-- BRIEF 1 --
Answer these questions about the Kafka metrics article, giving each answer on its own line.
(a) What share of Fortune 100 companies does the Apache Kafka project say trust Kafka?
(b) What does the article call the servers that make up a Kafka cluster?
(c) What happens when a broker dies?

-- SOURCE EXCERPT --

Do Kafka metrics have to be so difficult?

Nowadays, Apache Kafka is one of the most widely used pieces of software in IT. It’s everywhere, it’s a de facto standard for event streaming, and it is widely adopted across large enterprises. The Apache Kafka project says Kafka is used by thousands of organisations and trusted by more than 80% of Fortune 100 companies.

In many organisations, Kafka is the backbone of their systems, and the Kafka ecosystem is constantly growing.

But running a reliable Kafka cluster can be challenging: it has a lot of settings at both broker and topic level, it’s distributed, and obviously we want it to be highly available.

Monitoring is crucial: without a proper setup for collecting metrics, building dashboards, and eventually defining alerts, the operations team is blind.

In this article, I’ll describe the known problems with Kafka metrics and propose a solution which hopefully solves most of them — or maybe even all of them.

Have you imported a Grafana Kafka dashboard and it doesn’t show any data? You’ll find the answer below.

What is Kafka, anyway?

I bet that if you are reading this article, you perfectly know what Kafka is and what its purpose is. But here’s a quick recap:

Apache Kafka is a distributed event streaming platform. The simplest way to think about it: Kafka is a durable, append-only log that lets many applications write events to it — producers — and many others read those events back — consumers — in real time, at very high throughput.

Events live in topics, which are split into partitions and replicated across multiple brokers, the servers that make up a Kafka cluster. That gives you horizontal scalability and fault tolerance: if a broker dies, another replica takes over, and consumers keep reading without missing a beat.

-- BRIEF 2 --
Print the records exactly, beginning with their first line and stopping after the line that contains "80, 554, 140]".

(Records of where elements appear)
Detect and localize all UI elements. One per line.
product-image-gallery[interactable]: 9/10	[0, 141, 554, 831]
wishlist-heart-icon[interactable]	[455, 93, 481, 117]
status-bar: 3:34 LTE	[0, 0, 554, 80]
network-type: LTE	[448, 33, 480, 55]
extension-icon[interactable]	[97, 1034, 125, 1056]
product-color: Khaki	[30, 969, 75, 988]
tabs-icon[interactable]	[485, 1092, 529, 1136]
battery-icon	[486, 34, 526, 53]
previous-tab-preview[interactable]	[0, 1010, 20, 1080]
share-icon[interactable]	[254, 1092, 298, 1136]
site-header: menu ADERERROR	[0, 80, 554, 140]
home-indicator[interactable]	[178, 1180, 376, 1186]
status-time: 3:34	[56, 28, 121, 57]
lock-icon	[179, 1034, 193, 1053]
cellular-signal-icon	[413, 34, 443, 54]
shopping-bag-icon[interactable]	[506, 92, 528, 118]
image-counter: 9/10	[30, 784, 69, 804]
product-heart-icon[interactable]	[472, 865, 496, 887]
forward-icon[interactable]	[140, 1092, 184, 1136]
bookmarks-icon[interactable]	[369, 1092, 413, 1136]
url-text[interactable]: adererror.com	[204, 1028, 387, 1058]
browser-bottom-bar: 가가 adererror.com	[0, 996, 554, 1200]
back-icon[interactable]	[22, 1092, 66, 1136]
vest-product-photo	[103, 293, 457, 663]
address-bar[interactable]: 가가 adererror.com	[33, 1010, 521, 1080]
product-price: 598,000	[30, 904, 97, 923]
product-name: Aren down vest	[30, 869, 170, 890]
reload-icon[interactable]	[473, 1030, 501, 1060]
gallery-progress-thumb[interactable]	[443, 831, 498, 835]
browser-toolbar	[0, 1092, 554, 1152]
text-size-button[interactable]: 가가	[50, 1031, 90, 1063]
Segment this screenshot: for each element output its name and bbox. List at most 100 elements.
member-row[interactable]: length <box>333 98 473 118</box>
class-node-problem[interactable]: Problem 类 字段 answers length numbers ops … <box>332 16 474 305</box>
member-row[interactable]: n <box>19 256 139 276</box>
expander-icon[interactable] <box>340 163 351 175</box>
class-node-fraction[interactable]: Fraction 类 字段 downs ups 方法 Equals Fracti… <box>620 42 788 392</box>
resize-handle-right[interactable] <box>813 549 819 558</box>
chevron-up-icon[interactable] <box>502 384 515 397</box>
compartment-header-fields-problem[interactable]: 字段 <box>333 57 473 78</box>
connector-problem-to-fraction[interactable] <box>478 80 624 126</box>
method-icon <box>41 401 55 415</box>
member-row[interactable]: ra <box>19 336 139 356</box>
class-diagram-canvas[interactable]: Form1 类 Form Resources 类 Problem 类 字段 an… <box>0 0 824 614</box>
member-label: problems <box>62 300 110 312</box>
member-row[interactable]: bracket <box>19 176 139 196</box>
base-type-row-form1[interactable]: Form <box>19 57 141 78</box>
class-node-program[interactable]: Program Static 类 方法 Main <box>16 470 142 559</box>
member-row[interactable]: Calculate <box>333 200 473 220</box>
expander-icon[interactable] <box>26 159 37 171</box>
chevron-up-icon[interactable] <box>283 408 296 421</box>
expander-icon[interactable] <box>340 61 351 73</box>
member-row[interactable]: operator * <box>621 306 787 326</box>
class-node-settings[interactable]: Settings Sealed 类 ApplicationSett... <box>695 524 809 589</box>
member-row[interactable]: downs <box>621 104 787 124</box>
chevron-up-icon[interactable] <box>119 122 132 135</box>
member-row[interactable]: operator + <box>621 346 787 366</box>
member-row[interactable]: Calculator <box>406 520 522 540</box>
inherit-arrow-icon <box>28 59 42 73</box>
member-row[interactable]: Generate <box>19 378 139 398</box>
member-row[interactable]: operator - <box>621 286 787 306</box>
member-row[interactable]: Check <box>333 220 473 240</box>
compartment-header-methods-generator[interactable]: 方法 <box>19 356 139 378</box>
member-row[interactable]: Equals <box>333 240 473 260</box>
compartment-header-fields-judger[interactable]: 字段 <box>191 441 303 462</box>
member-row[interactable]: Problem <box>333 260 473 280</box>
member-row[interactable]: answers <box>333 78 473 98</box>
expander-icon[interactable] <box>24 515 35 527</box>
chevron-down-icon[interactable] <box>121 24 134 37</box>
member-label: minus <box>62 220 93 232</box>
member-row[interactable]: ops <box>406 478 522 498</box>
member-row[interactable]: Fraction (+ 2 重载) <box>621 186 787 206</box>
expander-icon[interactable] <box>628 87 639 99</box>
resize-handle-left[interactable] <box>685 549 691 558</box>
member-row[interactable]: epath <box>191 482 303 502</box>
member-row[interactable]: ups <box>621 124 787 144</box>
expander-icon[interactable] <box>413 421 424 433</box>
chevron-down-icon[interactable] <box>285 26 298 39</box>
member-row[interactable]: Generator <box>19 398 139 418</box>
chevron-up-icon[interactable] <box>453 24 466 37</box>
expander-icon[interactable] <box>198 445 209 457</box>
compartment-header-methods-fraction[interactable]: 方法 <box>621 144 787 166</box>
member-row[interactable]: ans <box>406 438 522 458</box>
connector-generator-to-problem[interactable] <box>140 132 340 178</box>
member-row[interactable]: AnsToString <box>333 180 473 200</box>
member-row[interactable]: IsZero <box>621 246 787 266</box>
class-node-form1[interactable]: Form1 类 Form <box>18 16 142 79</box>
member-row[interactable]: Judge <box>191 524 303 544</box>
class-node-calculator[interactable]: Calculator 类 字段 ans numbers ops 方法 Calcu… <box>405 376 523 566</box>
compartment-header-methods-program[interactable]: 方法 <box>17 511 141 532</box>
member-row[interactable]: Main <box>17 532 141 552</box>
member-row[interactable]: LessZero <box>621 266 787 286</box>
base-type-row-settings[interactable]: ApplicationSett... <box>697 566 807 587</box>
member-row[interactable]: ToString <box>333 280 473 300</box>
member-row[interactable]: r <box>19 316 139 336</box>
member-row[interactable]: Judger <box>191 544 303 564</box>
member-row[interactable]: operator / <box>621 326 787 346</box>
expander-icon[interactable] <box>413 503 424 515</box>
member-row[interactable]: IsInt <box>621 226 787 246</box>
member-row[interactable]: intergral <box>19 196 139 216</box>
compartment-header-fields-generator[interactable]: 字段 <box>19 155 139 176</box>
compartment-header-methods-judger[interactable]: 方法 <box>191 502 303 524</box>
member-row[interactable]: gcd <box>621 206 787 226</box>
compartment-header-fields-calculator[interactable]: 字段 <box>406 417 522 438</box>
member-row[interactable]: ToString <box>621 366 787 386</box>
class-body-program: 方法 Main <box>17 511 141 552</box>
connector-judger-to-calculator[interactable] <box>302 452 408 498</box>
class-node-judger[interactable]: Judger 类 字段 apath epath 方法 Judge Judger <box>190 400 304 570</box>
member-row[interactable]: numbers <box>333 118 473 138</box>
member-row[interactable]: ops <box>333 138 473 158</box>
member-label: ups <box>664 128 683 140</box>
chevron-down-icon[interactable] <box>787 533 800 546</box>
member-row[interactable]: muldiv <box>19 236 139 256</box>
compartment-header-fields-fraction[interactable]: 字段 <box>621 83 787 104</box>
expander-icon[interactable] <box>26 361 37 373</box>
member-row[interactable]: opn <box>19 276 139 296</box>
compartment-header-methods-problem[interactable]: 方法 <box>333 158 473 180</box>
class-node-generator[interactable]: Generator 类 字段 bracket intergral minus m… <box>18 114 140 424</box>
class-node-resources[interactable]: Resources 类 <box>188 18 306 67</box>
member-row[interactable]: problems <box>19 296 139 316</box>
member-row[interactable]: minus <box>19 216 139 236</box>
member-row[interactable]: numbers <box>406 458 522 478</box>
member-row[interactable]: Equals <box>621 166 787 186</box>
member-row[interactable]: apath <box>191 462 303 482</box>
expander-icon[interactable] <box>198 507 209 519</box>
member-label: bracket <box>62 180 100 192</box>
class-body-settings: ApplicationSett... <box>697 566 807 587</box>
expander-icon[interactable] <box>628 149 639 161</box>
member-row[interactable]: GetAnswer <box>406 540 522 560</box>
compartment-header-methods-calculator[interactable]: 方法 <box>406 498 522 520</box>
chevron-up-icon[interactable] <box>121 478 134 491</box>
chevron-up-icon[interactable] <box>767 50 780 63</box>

-- CORRECT OUTPUT 1 --
(a) More than 80%.
(b) Brokers.
(c) Another replica takes over, and consumers keep reading without missing a beat.

-- CORRECT OUTPUT 2 --
Detect and localize all UI elements. One per line.
product-image-gallery[interactable]: 9/10	[0, 141, 554, 831]
wishlist-heart-icon[interactable]	[455, 93, 481, 117]
status-bar: 3:34 LTE	[0, 0, 554, 80]
network-type: LTE	[448, 33, 480, 55]
extension-icon[interactable]	[97, 1034, 125, 1056]
product-color: Khaki	[30, 969, 75, 988]
tabs-icon[interactable]	[485, 1092, 529, 1136]
battery-icon	[486, 34, 526, 53]
previous-tab-preview[interactable]	[0, 1010, 20, 1080]
share-icon[interactable]	[254, 1092, 298, 1136]
site-header: menu ADERERROR	[0, 80, 554, 140]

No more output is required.